_GOAL_:
Locate and copy each line in the data that contains the word "displayed".

_MATERIAL SUPPLIED_:
____
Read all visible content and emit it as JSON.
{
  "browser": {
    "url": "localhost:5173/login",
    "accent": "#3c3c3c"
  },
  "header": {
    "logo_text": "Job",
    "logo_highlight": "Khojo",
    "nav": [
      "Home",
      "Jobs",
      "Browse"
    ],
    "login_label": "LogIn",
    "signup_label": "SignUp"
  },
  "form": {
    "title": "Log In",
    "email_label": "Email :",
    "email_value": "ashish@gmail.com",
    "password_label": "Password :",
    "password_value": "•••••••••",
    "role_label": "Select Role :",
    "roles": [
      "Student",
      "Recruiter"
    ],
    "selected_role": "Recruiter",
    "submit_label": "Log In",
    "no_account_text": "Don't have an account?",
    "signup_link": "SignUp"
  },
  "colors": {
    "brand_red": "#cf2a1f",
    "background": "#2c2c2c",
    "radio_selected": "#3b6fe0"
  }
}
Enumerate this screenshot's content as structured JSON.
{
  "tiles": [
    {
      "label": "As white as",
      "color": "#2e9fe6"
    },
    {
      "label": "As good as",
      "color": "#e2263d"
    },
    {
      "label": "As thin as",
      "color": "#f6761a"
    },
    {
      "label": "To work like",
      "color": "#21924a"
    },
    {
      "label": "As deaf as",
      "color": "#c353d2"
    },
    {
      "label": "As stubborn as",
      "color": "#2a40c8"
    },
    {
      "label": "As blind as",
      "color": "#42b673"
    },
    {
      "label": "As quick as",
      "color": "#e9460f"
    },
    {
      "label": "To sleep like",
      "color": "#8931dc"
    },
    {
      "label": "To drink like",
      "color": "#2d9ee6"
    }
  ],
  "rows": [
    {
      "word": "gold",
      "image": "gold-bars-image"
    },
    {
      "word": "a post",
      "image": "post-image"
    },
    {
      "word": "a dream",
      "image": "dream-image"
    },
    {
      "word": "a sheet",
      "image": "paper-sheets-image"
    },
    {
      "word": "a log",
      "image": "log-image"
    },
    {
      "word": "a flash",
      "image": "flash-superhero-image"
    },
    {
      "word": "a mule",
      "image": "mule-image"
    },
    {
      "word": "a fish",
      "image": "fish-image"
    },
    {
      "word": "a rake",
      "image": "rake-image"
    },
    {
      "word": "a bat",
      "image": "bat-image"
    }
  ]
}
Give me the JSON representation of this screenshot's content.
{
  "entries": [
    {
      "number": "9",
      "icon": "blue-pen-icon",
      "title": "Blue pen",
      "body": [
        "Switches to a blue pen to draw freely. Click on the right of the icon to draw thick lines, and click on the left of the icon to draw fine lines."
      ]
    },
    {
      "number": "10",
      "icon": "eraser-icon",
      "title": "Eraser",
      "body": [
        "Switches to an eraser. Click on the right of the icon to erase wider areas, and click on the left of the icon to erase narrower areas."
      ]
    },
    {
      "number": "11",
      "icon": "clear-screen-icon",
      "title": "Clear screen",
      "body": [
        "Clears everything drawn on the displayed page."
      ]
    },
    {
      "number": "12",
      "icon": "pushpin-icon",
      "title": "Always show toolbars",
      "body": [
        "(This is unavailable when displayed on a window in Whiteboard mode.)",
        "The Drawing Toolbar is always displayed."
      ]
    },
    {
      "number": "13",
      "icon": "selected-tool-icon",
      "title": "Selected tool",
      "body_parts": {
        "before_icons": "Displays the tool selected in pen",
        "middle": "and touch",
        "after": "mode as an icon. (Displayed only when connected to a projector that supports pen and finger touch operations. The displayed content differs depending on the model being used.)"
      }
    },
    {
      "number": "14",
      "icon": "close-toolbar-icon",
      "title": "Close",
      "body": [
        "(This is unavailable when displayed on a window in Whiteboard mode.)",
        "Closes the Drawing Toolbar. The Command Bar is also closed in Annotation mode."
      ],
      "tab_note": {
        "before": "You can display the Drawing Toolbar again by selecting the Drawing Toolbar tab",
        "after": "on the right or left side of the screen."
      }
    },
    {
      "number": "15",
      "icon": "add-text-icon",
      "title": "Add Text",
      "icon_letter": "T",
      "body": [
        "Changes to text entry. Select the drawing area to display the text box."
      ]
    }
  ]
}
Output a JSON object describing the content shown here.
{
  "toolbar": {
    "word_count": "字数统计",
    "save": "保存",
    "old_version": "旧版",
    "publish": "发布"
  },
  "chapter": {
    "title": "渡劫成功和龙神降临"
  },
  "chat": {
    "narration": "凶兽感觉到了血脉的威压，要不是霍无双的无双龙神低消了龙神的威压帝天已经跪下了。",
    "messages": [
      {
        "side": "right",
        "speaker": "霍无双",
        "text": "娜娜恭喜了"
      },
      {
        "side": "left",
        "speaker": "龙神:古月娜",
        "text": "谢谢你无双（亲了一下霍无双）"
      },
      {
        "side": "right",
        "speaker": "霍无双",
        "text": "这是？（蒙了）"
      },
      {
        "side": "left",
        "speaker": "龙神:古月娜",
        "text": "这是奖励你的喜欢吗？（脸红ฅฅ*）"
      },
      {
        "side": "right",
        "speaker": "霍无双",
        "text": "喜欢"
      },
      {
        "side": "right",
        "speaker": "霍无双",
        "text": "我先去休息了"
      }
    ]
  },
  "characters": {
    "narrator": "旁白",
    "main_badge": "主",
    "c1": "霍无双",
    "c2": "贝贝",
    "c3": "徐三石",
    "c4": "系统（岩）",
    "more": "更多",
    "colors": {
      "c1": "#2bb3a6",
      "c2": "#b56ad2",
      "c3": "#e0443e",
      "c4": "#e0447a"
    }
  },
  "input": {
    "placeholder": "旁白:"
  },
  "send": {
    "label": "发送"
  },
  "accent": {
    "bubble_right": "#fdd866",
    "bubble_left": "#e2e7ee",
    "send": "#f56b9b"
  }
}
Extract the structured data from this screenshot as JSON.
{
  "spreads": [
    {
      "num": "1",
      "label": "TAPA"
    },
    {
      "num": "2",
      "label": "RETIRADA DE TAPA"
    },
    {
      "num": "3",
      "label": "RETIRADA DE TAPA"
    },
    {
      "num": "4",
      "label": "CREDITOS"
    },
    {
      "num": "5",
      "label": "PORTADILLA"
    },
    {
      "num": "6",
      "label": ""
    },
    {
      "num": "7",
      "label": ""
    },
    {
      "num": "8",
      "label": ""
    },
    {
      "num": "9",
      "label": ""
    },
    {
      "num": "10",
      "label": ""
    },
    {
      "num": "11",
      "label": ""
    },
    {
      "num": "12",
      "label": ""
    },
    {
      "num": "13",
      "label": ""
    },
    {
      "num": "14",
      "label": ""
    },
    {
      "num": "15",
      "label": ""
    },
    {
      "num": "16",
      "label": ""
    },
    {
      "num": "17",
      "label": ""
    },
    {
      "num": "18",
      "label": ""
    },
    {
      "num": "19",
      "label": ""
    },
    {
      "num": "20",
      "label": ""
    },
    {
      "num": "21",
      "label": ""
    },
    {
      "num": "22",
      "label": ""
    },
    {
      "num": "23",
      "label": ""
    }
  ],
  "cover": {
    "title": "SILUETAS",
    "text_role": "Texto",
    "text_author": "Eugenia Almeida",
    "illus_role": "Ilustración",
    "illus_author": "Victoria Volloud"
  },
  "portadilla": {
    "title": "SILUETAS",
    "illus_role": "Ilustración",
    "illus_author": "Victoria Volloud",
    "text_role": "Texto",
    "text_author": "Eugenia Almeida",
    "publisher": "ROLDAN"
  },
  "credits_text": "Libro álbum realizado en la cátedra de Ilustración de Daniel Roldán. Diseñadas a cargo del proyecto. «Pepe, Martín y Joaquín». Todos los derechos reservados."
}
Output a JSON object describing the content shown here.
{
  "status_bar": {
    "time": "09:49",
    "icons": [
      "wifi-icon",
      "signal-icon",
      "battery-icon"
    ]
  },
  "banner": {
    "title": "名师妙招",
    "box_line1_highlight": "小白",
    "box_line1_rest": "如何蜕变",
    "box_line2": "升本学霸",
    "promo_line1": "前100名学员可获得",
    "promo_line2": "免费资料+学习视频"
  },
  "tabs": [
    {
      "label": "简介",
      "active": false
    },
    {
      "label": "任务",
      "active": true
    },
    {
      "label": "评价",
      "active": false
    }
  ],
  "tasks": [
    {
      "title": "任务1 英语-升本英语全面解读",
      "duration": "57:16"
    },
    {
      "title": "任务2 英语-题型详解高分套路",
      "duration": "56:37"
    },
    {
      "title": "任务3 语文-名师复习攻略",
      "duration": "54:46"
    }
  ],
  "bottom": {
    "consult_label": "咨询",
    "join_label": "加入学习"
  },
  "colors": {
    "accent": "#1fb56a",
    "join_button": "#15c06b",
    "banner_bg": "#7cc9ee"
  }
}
____
_ANSWER BELOW_:
        "Clears everything drawn on the displayed page."
        "(This is unavailable when displayed on a window in Whiteboard mode.)",
        "The Drawing Toolbar is always displayed."
        "after": "mode as an icon. (Displayed only when connected to a projector that supports pen and finger touch operations. The displayed content differs depending on the model being used.)"
        "(This is unavailable when displayed on a window in Whiteboard mode.)",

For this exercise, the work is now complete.